Data listing
--------------------

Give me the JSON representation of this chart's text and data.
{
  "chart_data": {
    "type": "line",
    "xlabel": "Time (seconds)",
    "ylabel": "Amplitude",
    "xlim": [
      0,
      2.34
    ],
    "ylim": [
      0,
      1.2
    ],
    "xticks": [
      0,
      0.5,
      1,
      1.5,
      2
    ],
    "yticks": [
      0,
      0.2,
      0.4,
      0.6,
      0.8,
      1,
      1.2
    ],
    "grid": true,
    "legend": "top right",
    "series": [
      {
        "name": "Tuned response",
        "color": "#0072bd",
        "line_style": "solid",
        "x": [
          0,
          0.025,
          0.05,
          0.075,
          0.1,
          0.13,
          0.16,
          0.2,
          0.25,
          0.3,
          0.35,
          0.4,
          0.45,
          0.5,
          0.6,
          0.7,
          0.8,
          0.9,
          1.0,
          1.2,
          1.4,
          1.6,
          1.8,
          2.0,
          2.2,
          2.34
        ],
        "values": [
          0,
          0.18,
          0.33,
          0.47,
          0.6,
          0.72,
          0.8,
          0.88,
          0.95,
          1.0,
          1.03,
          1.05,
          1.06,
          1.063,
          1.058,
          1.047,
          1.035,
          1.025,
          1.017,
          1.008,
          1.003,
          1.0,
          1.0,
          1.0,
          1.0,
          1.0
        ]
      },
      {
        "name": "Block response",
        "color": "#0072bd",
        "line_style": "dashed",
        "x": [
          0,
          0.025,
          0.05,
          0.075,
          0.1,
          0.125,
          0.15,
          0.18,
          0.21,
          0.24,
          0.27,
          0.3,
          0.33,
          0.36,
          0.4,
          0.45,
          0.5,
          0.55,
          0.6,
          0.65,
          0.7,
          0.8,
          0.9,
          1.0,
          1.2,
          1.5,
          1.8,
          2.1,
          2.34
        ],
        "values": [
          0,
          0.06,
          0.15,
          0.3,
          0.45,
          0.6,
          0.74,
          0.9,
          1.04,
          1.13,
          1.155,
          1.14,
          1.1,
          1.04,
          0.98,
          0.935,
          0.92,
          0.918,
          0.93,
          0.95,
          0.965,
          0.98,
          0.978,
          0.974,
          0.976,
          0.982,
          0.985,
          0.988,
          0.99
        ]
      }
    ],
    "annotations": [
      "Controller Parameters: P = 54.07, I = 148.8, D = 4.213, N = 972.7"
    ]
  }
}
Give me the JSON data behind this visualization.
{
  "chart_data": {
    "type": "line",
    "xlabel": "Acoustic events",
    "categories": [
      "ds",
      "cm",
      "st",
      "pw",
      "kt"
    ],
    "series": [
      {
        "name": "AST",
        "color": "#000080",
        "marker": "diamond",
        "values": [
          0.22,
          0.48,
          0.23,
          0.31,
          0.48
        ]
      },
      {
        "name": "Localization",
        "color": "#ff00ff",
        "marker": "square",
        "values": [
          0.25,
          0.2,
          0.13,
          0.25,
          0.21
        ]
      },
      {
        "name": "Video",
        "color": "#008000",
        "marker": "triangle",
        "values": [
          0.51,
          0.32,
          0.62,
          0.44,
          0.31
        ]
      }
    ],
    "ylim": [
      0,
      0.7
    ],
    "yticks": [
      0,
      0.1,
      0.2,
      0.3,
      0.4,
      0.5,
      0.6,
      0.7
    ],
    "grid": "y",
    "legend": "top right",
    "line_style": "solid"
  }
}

--------------------

**GOAL**
Write out the whole listing again. Match it word for word.

**COMPLETE ANSWER**
Give me the JSON representation of this chart's text and data.
{
  "chart_data": {
    "type": "line",
    "xlabel": "Time (seconds)",
    "ylabel": "Amplitude",
    "xlim": [
      0,
      2.34
    ],
    "ylim": [
      0,
      1.2
    ],
    "xticks": [
      0,
      0.5,
      1,
      1.5,
      2
    ],
    "yticks": [
      0,
      0.2,
      0.4,
      0.6,
      0.8,
      1,
      1.2
    ],
    "grid": true,
    "legend": "top right",
    "series": [
      {
        "name": "Tuned response",
        "color": "#0072bd",
        "line_style": "solid",
        "x": [
          0,
          0.025,
          0.05,
          0.075,
          0.1,
          0.13,
          0.16,
          0.2,
          0.25,
          0.3,
          0.35,
          0.4,
          0.45,
          0.5,
          0.6,
          0.7,
          0.8,
          0.9,
          1.0,
          1.2,
          1.4,
          1.6,
          1.8,
          2.0,
          2.2,
          2.34
        ],
        "values": [
          0,
          0.18,
          0.33,
          0.47,
          0.6,
          0.72,
          0.8,
          0.88,
          0.95,
          1.0,
          1.03,
          1.05,
          1.06,
          1.063,
          1.058,
          1.047,
          1.035,
          1.025,
          1.017,
          1.008,
          1.003,
          1.0,
          1.0,
          1.0,
          1.0,
          1.0
        ]
      },
      {
        "name": "Block response",
        "color": "#0072bd",
        "line_style": "dashed",
        "x": [
          0,
          0.025,
          0.05,
          0.075,
          0.1,
          0.125,
          0.15,
          0.18,
          0.21,
          0.24,
          0.27,
          0.3,
          0.33,
          0.36,
          0.4,
          0.45,
          0.5,
          0.55,
          0.6,
          0.65,
          0.7,
          0.8,
          0.9,
          1.0,
          1.2,
          1.5,
          1.8,
          2.1,
          2.34
        ],
        "values": [
          0,
          0.06,
          0.15,
          0.3,
          0.45,
          0.6,
          0.74,
          0.9,
          1.04,
          1.13,
          1.155,
          1.14,
          1.1,
          1.04,
          0.98,
          0.935,
          0.92,
          0.918,
          0.93,
          0.95,
          0.965,
          0.98,
          0.978,
          0.974,
          0.976,
          0.982,
          0.985,
          0.988,
          0.99
        ]
      }
    ],
    "annotations": [
      "Controller Parameters: P = 54.07, I = 148.8, D = 4.213, N = 972.7"
    ]
  }
}
Give me the JSON data behind this visualization.
{
  "chart_data": {
    "type": "line",
    "xlabel": "Acoustic events",
    "categories": [
      "ds",
      "cm",
      "st",
      "pw",
      "kt"
    ],
    "series": [
      {
        "name": "AST",
        "color": "#000080",
        "marker": "diamond",
        "values": [
          0.22,
          0.48,
          0.23,
          0.31,
          0.48
        ]
      },
      {
        "name": "Localization",
        "color": "#ff00ff",
        "marker": "square",
        "values": [
          0.25,
          0.2,
          0.13,
          0.25,
          0.21
        ]
      },
      {
        "name": "Video",
        "color": "#008000",
        "marker": "triangle",
        "values": [
          0.51,
          0.32,
          0.62,
          0.44,
          0.31
        ]
      }
    ],
    "ylim": [
      0,
      0.7
    ],
    "yticks": [
      0,
      0.1,
      0.2,
      0.3,
      0.4,
      0.5,
      0.6,
      0.7
    ],
    "grid": "y",
    "legend": "top right",
    "line_style": "solid"
  }
}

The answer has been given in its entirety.